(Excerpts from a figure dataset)
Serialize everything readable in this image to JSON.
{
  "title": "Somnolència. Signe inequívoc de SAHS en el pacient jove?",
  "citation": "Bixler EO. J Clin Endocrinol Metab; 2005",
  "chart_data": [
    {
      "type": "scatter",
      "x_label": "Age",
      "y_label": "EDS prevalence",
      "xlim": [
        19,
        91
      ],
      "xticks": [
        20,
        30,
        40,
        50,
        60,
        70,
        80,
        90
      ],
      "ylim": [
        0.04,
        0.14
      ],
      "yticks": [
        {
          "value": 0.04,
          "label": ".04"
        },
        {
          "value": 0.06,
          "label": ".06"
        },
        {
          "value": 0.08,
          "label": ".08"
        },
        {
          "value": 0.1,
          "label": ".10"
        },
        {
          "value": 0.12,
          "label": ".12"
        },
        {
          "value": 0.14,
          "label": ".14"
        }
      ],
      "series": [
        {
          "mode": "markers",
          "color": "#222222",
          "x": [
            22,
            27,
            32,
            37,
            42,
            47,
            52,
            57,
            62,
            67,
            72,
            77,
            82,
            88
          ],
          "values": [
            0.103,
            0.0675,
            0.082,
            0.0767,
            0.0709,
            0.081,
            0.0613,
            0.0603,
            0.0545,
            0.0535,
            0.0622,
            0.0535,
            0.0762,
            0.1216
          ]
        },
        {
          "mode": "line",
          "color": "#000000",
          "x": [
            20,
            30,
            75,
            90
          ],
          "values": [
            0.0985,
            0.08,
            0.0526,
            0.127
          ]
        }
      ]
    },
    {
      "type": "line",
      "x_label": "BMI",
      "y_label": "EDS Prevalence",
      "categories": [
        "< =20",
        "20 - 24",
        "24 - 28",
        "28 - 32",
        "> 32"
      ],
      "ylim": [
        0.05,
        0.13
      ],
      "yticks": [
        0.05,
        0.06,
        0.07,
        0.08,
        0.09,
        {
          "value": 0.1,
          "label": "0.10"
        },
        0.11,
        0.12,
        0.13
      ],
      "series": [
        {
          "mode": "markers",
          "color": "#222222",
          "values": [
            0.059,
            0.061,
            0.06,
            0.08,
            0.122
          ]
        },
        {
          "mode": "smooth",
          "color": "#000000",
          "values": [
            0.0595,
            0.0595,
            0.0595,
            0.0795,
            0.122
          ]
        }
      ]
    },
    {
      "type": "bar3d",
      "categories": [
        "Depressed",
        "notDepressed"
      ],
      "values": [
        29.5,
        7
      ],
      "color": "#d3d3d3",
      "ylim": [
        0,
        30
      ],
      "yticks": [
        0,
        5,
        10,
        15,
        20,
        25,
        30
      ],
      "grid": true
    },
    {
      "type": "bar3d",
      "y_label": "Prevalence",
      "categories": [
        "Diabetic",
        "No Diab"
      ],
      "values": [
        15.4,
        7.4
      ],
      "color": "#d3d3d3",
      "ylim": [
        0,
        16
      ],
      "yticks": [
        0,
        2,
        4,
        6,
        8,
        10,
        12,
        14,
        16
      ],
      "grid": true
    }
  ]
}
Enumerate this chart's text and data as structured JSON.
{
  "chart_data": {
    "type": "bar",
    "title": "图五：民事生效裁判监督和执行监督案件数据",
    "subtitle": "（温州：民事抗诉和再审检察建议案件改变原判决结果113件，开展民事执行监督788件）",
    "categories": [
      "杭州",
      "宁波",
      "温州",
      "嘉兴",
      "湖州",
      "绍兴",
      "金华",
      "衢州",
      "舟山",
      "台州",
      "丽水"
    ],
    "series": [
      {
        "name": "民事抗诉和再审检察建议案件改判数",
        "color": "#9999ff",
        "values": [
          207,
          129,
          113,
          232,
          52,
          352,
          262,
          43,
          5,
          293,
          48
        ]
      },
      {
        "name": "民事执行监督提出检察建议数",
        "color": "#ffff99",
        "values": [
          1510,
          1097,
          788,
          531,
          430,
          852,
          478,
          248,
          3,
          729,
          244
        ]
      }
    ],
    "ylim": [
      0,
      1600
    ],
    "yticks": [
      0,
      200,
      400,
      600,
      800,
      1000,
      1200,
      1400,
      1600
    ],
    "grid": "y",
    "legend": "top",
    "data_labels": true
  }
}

▶ _TASK TO CARRY OUT_: Using the listing above, retype each line exactly.

▶ _THE SOLUTION_:
Serialize everything readable in this image to JSON.
{
  "title": "Somnolència. Signe inequívoc de SAHS en el pacient jove?",
  "citation": "Bixler EO. J Clin Endocrinol Metab; 2005",
  "chart_data": [
    {
      "type": "scatter",
      "x_label": "Age",
      "y_label": "EDS prevalence",
      "xlim": [
        19,
        91
      ],
      "xticks": [
        20,
        30,
        40,
        50,
        60,
        70,
        80,
        90
      ],
      "ylim": [
        0.04,
        0.14
      ],
      "yticks": [
        {
          "value": 0.04,
          "label": ".04"
        },
        {
          "value": 0.06,
          "label": ".06"
        },
        {
          "value": 0.08,
          "label": ".08"
        },
        {
          "value": 0.1,
          "label": ".10"
        },
        {
          "value": 0.12,
          "label": ".12"
        },
        {
          "value": 0.14,
          "label": ".14"
        }
      ],
      "series": [
        {
          "mode": "markers",
          "color": "#222222",
          "x": [
            22,
            27,
            32,
            37,
            42,
            47,
            52,
            57,
            62,
            67,
            72,
            77,
            82,
            88
          ],
          "values": [
            0.103,
            0.0675,
            0.082,
            0.0767,
            0.0709,
            0.081,
            0.0613,
            0.0603,
            0.0545,
            0.0535,
            0.0622,
            0.0535,
            0.0762,
            0.1216
          ]
        },
        {
          "mode": "line",
          "color": "#000000",
          "x": [
            20,
            30,
            75,
            90
          ],
          "values": [
            0.0985,
            0.08,
            0.0526,
            0.127
          ]
        }
      ]
    },
    {
      "type": "line",
      "x_label": "BMI",
      "y_label": "EDS Prevalence",
      "categories": [
        "< =20",
        "20 - 24",
        "24 - 28",
        "28 - 32",
        "> 32"
      ],
      "ylim": [
        0.05,
        0.13
      ],
      "yticks": [
        0.05,
        0.06,
        0.07,
        0.08,
        0.09,
        {
          "value": 0.1,
          "label": "0.10"
        },
        0.11,
        0.12,
        0.13
      ],
      "series": [
        {
          "mode": "markers",
          "color": "#222222",
          "values": [
            0.059,
            0.061,
            0.06,
            0.08,
            0.122
          ]
        },
        {
          "mode": "smooth",
          "color": "#000000",
          "values": [
            0.0595,
            0.0595,
            0.0595,
            0.0795,
            0.122
          ]
        }
      ]
    },
    {
      "type": "bar3d",
      "categories": [
        "Depressed",
        "notDepressed"
      ],
      "values": [
        29.5,
        7
      ],
      "color": "#d3d3d3",
      "ylim": [
        0,
        30
      ],
      "yticks": [
        0,
        5,
        10,
        15,
        20,
        25,
        30
      ],
      "grid": true
    },
    {
      "type": "bar3d",
      "y_label": "Prevalence",
      "categories": [
        "Diabetic",
        "No Diab"
      ],
      "values": [
        15.4,
        7.4
      ],
      "color": "#d3d3d3",
      "ylim": [
        0,
        16
      ],
      "yticks": [
        0,
        2,
        4,
        6,
        8,
        10,
        12,
        14,
        16
      ],
      "grid": true
    }
  ]
}
Enumerate this chart's text and data as structured JSON.
{
  "chart_data": {
    "type": "bar",
    "title": "图五：民事生效裁判监督和执行监督案件数据",
    "subtitle": "（温州：民事抗诉和再审检察建议案件改变原判决结果113件，开展民事执行监督788件）",
    "categories": [
      "杭州",
      "宁波",
      "温州",
      "嘉兴",
      "湖州",
      "绍兴",
      "金华",
      "衢州",
      "舟山",
      "台州",
      "丽水"
    ],
    "series": [
      {
        "name": "民事抗诉和再审检察建议案件改判数",
        "color": "#9999ff",
        "values": [
          207,
          129,
          113,
          232,
          52,
          352,
          262,
          43,
          5,
          293,
          48
        ]
      },
      {
        "name": "民事执行监督提出检察建议数",
        "color": "#ffff99",
        "values": [
          1510,
          1097,
          788,
          531,
          430,
          852,
          478,
          248,
          3,
          729,
          244
        ]
      }
    ],
    "ylim": [
      0,
      1600
    ],
    "yticks": [
      0,
      200,
      400,
      600,
      800,
      1000,
      1200,
      1400,
      1600
    ],
    "grid": "y",
    "legend": "top",
    "data_labels": true
  }
}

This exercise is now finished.